━━━━━ Listing

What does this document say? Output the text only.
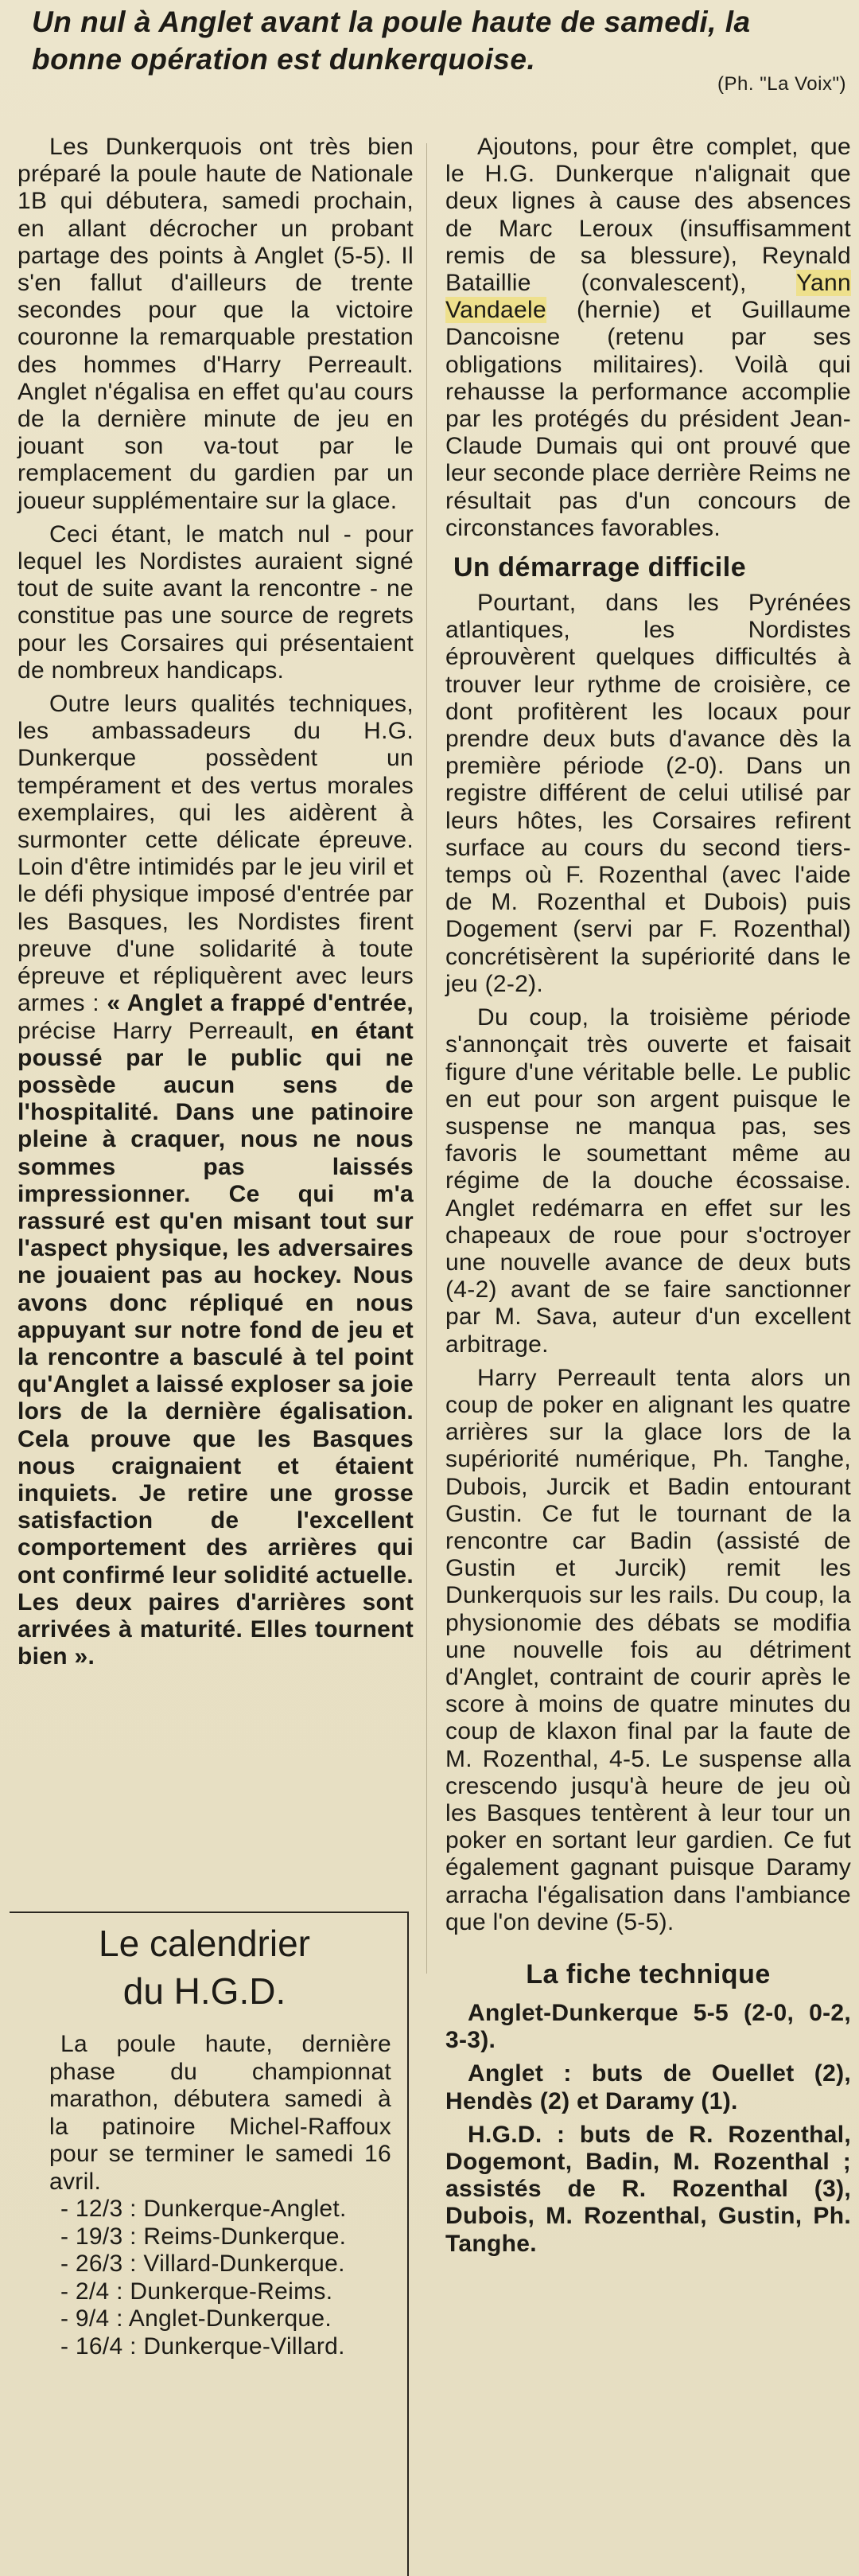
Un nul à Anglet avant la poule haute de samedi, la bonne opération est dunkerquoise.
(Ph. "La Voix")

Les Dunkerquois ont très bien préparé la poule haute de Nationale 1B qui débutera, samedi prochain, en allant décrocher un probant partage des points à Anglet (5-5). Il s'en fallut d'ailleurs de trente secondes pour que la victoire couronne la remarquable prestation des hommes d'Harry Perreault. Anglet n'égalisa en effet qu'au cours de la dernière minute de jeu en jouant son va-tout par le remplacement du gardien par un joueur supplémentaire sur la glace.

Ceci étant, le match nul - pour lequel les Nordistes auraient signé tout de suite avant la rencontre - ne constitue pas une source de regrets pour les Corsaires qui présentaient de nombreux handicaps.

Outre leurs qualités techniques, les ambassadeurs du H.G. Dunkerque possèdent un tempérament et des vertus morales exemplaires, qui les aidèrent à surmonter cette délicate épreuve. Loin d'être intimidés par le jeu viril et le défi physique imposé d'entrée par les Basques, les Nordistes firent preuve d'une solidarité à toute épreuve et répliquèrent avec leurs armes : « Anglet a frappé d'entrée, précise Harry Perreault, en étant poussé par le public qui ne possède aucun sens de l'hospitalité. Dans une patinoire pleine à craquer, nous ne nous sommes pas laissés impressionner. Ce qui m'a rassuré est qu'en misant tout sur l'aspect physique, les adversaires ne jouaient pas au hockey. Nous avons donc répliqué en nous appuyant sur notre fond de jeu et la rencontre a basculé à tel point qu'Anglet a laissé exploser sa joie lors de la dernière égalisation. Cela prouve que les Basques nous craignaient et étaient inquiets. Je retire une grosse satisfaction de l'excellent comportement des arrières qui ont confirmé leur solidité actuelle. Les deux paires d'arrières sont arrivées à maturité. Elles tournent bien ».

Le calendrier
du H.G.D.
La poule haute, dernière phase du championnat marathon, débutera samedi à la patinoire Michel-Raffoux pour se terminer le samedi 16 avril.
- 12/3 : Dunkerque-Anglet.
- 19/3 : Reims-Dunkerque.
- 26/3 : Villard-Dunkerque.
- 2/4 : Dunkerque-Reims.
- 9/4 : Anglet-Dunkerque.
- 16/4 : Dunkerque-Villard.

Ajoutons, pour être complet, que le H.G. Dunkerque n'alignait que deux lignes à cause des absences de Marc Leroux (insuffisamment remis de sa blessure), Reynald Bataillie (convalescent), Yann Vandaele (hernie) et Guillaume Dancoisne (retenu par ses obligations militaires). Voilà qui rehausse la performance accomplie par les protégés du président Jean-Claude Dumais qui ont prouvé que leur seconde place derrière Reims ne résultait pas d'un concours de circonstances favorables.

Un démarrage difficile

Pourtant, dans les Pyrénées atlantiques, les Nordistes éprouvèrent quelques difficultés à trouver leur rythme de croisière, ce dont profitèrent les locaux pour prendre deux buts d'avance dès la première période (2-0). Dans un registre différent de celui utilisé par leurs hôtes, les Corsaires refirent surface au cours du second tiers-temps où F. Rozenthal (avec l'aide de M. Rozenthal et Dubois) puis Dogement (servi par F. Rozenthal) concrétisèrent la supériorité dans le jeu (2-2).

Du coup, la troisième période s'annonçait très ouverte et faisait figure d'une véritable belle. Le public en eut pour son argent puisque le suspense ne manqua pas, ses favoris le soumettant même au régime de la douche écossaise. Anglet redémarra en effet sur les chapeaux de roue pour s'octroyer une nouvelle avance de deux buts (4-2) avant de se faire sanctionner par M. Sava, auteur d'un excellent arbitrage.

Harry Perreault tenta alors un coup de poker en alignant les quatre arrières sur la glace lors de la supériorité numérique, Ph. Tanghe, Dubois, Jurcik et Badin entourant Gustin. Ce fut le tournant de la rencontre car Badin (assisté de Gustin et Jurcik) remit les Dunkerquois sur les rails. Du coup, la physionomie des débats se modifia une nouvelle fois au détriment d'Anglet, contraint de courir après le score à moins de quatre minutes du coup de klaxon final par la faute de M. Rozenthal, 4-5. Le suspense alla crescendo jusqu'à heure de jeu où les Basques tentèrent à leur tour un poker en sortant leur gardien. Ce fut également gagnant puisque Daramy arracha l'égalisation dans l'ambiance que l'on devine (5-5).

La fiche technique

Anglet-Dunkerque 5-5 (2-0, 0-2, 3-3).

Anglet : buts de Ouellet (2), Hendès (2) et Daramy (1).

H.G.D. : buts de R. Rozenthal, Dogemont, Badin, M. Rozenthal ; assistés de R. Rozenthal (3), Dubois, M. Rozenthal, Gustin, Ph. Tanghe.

━━━━━━━━━━

### [Stated goal]
Without the pictures, copy the material exactly as given.

### [Task output]
What does this document say? Output the text only.
Un nul à Anglet avant la poule haute de samedi, la bonne opération est dunkerquoise.
(Ph. "La Voix")

Les Dunkerquois ont très bien préparé la poule haute de Nationale 1B qui débutera, samedi prochain, en allant décrocher un probant partage des points à Anglet (5-5). Il s'en fallut d'ailleurs de trente secondes pour que la victoire couronne la remarquable prestation des hommes d'Harry Perreault. Anglet n'égalisa en effet qu'au cours de la dernière minute de jeu en jouant son va-tout par le remplacement du gardien par un joueur supplémentaire sur la glace.

Ceci étant, le match nul - pour lequel les Nordistes auraient signé tout de suite avant la rencontre - ne constitue pas une source de regrets pour les Corsaires qui présentaient de nombreux handicaps.

Outre leurs qualités techniques, les ambassadeurs du H.G. Dunkerque possèdent un tempérament et des vertus morales exemplaires, qui les aidèrent à surmonter cette délicate épreuve. Loin d'être intimidés par le jeu viril et le défi physique imposé d'entrée par les Basques, les Nordistes firent preuve d'une solidarité à toute épreuve et répliquèrent avec leurs armes : « Anglet a frappé d'entrée, précise Harry Perreault, en étant poussé par le public qui ne possède aucun sens de l'hospitalité. Dans une patinoire pleine à craquer, nous ne nous sommes pas laissés impressionner. Ce qui m'a rassuré est qu'en misant tout sur l'aspect physique, les adversaires ne jouaient pas au hockey. Nous avons donc répliqué en nous appuyant sur notre fond de jeu et la rencontre a basculé à tel point qu'Anglet a laissé exploser sa joie lors de la dernière égalisation. Cela prouve que les Basques nous craignaient et étaient inquiets. Je retire une grosse satisfaction de l'excellent comportement des arrières qui ont confirmé leur solidité actuelle. Les deux paires d'arrières sont arrivées à maturité. Elles tournent bien ».

Le calendrier
du H.G.D.
La poule haute, dernière phase du championnat marathon, débutera samedi à la patinoire Michel-Raffoux pour se terminer le samedi 16 avril.
- 12/3 : Dunkerque-Anglet.
- 19/3 : Reims-Dunkerque.
- 26/3 : Villard-Dunkerque.
- 2/4 : Dunkerque-Reims.
- 9/4 : Anglet-Dunkerque.
- 16/4 : Dunkerque-Villard.

Ajoutons, pour être complet, que le H.G. Dunkerque n'alignait que deux lignes à cause des absences de Marc Leroux (insuffisamment remis de sa blessure), Reynald Bataillie (convalescent), Yann Vandaele (hernie) et Guillaume Dancoisne (retenu par ses obligations militaires). Voilà qui rehausse la performance accomplie par les protégés du président Jean-Claude Dumais qui ont prouvé que leur seconde place derrière Reims ne résultait pas d'un concours de circonstances favorables.

Un démarrage difficile

Pourtant, dans les Pyrénées atlantiques, les Nordistes éprouvèrent quelques difficultés à trouver leur rythme de croisière, ce dont profitèrent les locaux pour prendre deux buts d'avance dès la première période (2-0). Dans un registre différent de celui utilisé par leurs hôtes, les Corsaires refirent surface au cours du second tiers-temps où F. Rozenthal (avec l'aide de M. Rozenthal et Dubois) puis Dogement (servi par F. Rozenthal) concrétisèrent la supériorité dans le jeu (2-2).

Du coup, la troisième période s'annonçait très ouverte et faisait figure d'une véritable belle. Le public en eut pour son argent puisque le suspense ne manqua pas, ses favoris le soumettant même au régime de la douche écossaise. Anglet redémarra en effet sur les chapeaux de roue pour s'octroyer une nouvelle avance de deux buts (4-2) avant de se faire sanctionner par M. Sava, auteur d'un excellent arbitrage.

Harry Perreault tenta alors un coup de poker en alignant les quatre arrières sur la glace lors de la supériorité numérique, Ph. Tanghe, Dubois, Jurcik et Badin entourant Gustin. Ce fut le tournant de la rencontre car Badin (assisté de Gustin et Jurcik) remit les Dunkerquois sur les rails. Du coup, la physionomie des débats se modifia une nouvelle fois au détriment d'Anglet, contraint de courir après le score à moins de quatre minutes du coup de klaxon final par la faute de M. Rozenthal, 4-5. Le suspense alla crescendo jusqu'à heure de jeu où les Basques tentèrent à leur tour un poker en sortant leur gardien. Ce fut également gagnant puisque Daramy arracha l'égalisation dans l'ambiance que l'on devine (5-5).

La fiche technique

Anglet-Dunkerque 5-5 (2-0, 0-2, 3-3).

Anglet : buts de Ouellet (2), Hendès (2) et Daramy (1).

H.G.D. : buts de R. Rozenthal, Dogemont, Badin, M. Rozenthal ; assistés de R. Rozenthal (3), Dubois, M. Rozenthal, Gustin, Ph. Tanghe.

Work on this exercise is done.